ESTRATTO:
━━━━━━

2). D / Tra i suoi criteri di valore ha quindi una parte importante la virtù di allargare gli spazi dell’immaginario cogliendo l’attimo?
R / Sì. Ognuno di noi imposta la vita a modo proprio: razionalmente o irrazionalmente. Come diceva Benedetto Croce (nella foto): c’è l’intelligenza emotiva e c’è l’intelligenza razionale. Essendo fornita in discreta misura di entrambe, ho sempre razionalizzato la scrittura ricercando la semplicità. Molte scritture complesse mancano di acume e abbondano di superbia. Quelle semplici sono le migliori: hanno il dono dell’estro e della sintesi. Per cui ho voluto riassumere nel libro in quattro o cinque righe i tratti essenziali di una personalità traducendo la complessità in semplicità. Nasco come settecentista e quel percorso, insieme all’esperienza di eventi traumatici ma rivelatori, mi ha insegnato a spiegare le cose difficili in modo semplice. Di presa immediata.

3). D / Così facendo ha razionalizzato anche l’assurdo poetico, in altre parole la parte irrazionale connessa alla poesia?
R / Dante Alighieri
applicava i concetti geometrici ed euclidei e quindi razionalizzava le cose. Anche quella a cui lei fa riferimento: l’aura contemplativa. Che serve a riconoscere la vera poesia e distinguerla dal poeticismo.

4). D / Nell’introduzione di Pompei. Crononi: gli ultimi istanti cita lo scrittore e poeta Lawrence Durrell in Balthazar. Crede davvero che ogni interpretazione della realtà sia unica?
R / Ho imparato tanti anni fa che la verità comprende tante sfaccettature: non esiste una verità assoluta. Come non esiste, a parer mio, un Dio assoluto e una religione assoluta. Non c’è nulla di assoluto né di certo. L’unica cosa certa è il cambiamento. Ognuno di noi può osservare la verità attraverso un’ottica personale. Ma non è detto che sia la verità. Non credo quindi tanto nell’interpretazione della verità quanto piuttosto nella percezione della sensazione. È una cosa molto diversa.

5). D / Il dialogo con la morte rimanda, in chiave cinefila, a Il settimo sigillo di Ingmar Bergman e all’ironia sopraffina ed eminentemente surreale dell’ingegnoso Luis Buñuel. Quali sono gli altri suoi numi tutelari?
R / L’unico autore che amo in modo totale e incondizionato è Samuel Beckett (nella foto). Dopo di lui, è tutto cambiato. Confesso di non aver letto l’Ulisse di Joyce. Anche se mia sorella è un’esperta del drammaturgo irlandese. Però io trovo noioso il suo modo di scrivere. Una barba! Pure Ezra Pound, che lei apprezza molto, è pesante in alcuni passaggi. Ritengo che la demitizzazione in tal senso sia utile e altresì giusta. Anche quando vediamo in questa prospettiva i personaggi di potere, fuori dai loro alti incarichi, emerge un lato ridicolo e quindi degno di nota.

6). D / Indro Montanelli scrivendo Storia di Roma ha attuato un criterio simile. A beneficio del lettore, che avrebbe pagato sennò dazio alla noia con eventi epocali e monumenti statici.
R / Lei è molto perspicace. Antonio Spinosa è stato il mio padrino ma Montanelli è stato il mio maestro. Ho ancora chiari in testa i suoi insegnamenti: parla molto, scrivi poco.

━━━━━━

CONSEGNA 1: Elenca tutte le persone nominate nelle risposte dell'intervista, cioè nelle righe che cominciano con «R /».
CONSEGNA 2: Prosegui l'intervista sulla scrittura dal punto in cui si interrompe.

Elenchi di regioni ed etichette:

━━━━━━

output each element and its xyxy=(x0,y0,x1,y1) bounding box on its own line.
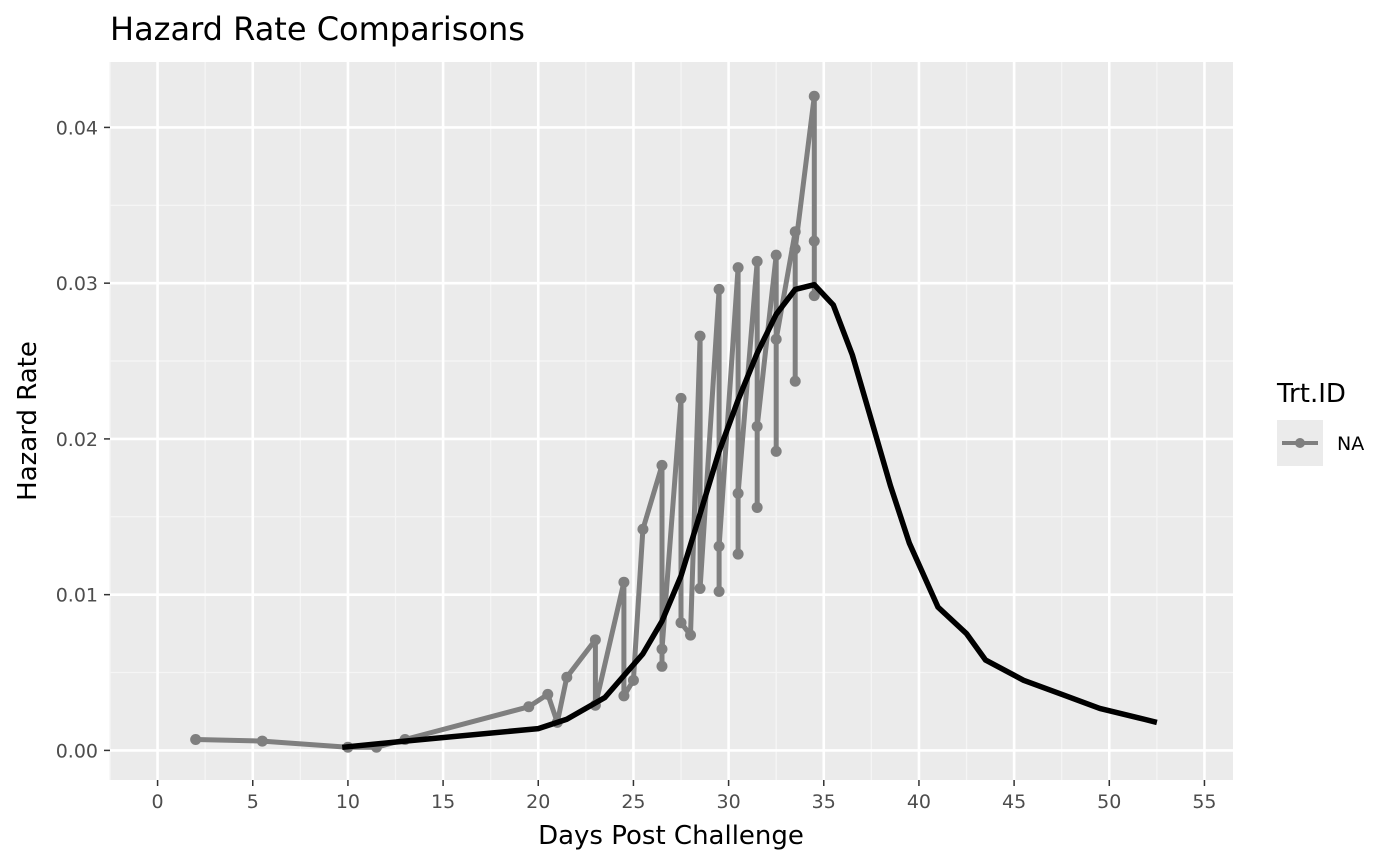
series-na-point xyxy=(656,660,668,672)
series-na-point xyxy=(732,262,744,274)
series-na-point xyxy=(561,671,573,683)
x-tick-label: 0 xyxy=(152,791,164,813)
series-na-point xyxy=(675,617,687,629)
fitted-curve-line xyxy=(341,281,1158,751)
series-na-point xyxy=(637,523,649,535)
series-na-point xyxy=(694,582,706,594)
series-na-point xyxy=(675,392,687,404)
series-na-point xyxy=(618,576,630,588)
series-na-point xyxy=(685,629,697,641)
chart-title: Hazard Rate Comparisons xyxy=(110,10,525,48)
legend-entry-label: NA xyxy=(1337,433,1364,455)
series-na-point xyxy=(713,540,725,552)
series-na-point xyxy=(713,586,725,598)
y-axis-title: Hazard Rate xyxy=(13,341,43,501)
series-na-point xyxy=(808,90,820,102)
series-na-point xyxy=(256,735,268,747)
y-tick-label: 0.02 xyxy=(56,429,98,451)
series-na-point xyxy=(542,688,554,700)
x-axis-ticks: 0 5 10 15 20 25 30 35 40 45 50 55 xyxy=(152,780,1217,813)
series-na-point xyxy=(618,690,630,702)
x-tick-label: 15 xyxy=(431,791,455,813)
series-na-point xyxy=(789,243,801,255)
series-na-point xyxy=(190,734,202,746)
legend-title: Trt.ID xyxy=(1276,379,1346,409)
x-tick-label: 35 xyxy=(812,791,836,813)
series-na-point xyxy=(713,283,725,295)
series-na-point xyxy=(656,643,668,655)
x-tick-label: 40 xyxy=(907,791,931,813)
series-na-point xyxy=(694,330,706,342)
x-tick-label: 55 xyxy=(1192,791,1216,813)
legend: Trt.ID NA xyxy=(1276,379,1364,466)
series-na-point xyxy=(789,226,801,238)
series-na-point xyxy=(770,445,782,457)
x-tick-label: 30 xyxy=(717,791,741,813)
x-axis-title: Days Post Challenge xyxy=(538,821,804,851)
series-na-point xyxy=(808,235,820,247)
x-tick-label: 20 xyxy=(526,791,550,813)
series-na-point xyxy=(523,701,535,713)
series-layer xyxy=(190,90,1158,753)
series-na-point xyxy=(808,290,820,302)
series-na-point xyxy=(751,255,763,267)
x-tick-label: 5 xyxy=(247,791,259,813)
plot-panel xyxy=(110,62,1233,780)
x-tick-label: 10 xyxy=(336,791,360,813)
series-na-point xyxy=(789,375,801,387)
series-na-point xyxy=(732,548,744,560)
series-na-point xyxy=(627,674,639,686)
y-tick-label: 0.04 xyxy=(56,117,98,139)
series-na-point xyxy=(751,501,763,513)
series-na-point xyxy=(770,333,782,345)
series-na-point xyxy=(770,249,782,261)
series-na-point xyxy=(751,420,763,432)
series-na-point xyxy=(732,487,744,499)
y-axis-ticks: 0.00 0.01 0.02 0.03 0.04 xyxy=(56,117,110,762)
series-na-point xyxy=(656,459,668,471)
legend-key-point xyxy=(1295,438,1305,448)
x-tick-label: 50 xyxy=(1097,791,1121,813)
x-tick-label: 25 xyxy=(621,791,645,813)
x-tick-label: 45 xyxy=(1002,791,1026,813)
series-na-point xyxy=(589,634,601,646)
y-tick-label: 0.00 xyxy=(56,740,98,762)
y-tick-label: 0.01 xyxy=(56,585,98,607)
y-tick-label: 0.03 xyxy=(56,273,98,295)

━━━━━━

RISPOSTA CORRETTA 1: Benedetto Croce, Dante Alighieri, Samuel Beckett, Joyce, Ezra Pound, Antonio Spinosa, Montanelli

RISPOSTA CORRETTA 2:
7). D / Perché nel suo libro il congedo dalla vita ha un ruolo di prim’ordine?
R /
Ho cercato di rappresentare molti congedi. C’è chi, tra loro, lotta, impreca, si abbandona, sospira. Alcuni affrontano l’addio alla Vita in modo inconsapevole. Per dabbenaggine oppure per innocenza. Come il bambino che invoca la Madre. Metto in risalto, con poche righe, la dignità delle persone in procinto di morire. Una mamma quando partorisce non deve mai gridare. Il decoro è importante. Sia quando si viene al mondo sia nel momento del congedo dall’esistenza occorre estrema eleganza.

8). D / Nel recupero della lingua osca è stata ispirata dalla nostalgia del passato o dal desiderio di semplificare le cose complesse?
R / Ho chiesto a Gianni Letta di far leggere questo mio libro a l’uomo più cattivo di sua conoscenza. Il quale invece ha dato un responso positivo. Allora ho pensato di scriverlo in latino. Tradotto con il fronte retro. E lui si è messo a ridere: “E chi lo leggerà?”. Il recupero però della lingua osca, che si trova nelle scritte sulle facciate della città sepolta dall’eruzione del vulcano, era necessario. Ai fini di un idoneo lirismo narrativo. Il passato serve per il presente. Lo Tsunami ha causato gli stessi disastri, pure dal punto di vita ecologico. Gli esperimenti atomici in quelle zone sono all’origine del cataclisma. Ciò mi ha ferito profondamente ispirando il desiderio di redigere un libro semplice per trattare di qualcosa di complesso che riguarda il passato e il presente. Un conto però sono le calamità naturali e un altro gli addetti ai lavori che vendono i cieli. Che non sono loro.

9). D / La scelta del fronte retro in italiano e in inglese invece a cosa è dovuta?
R /
Al fatto, in primo luogo, che io scrivo poco: la casa editrice doveva pubblicare un libro corposo. La seconda ragione risiede nel fatto che come libro d’arte si prestava a un largo oggetto di studio ed esame critico all’estero anche per le tesi di laurea.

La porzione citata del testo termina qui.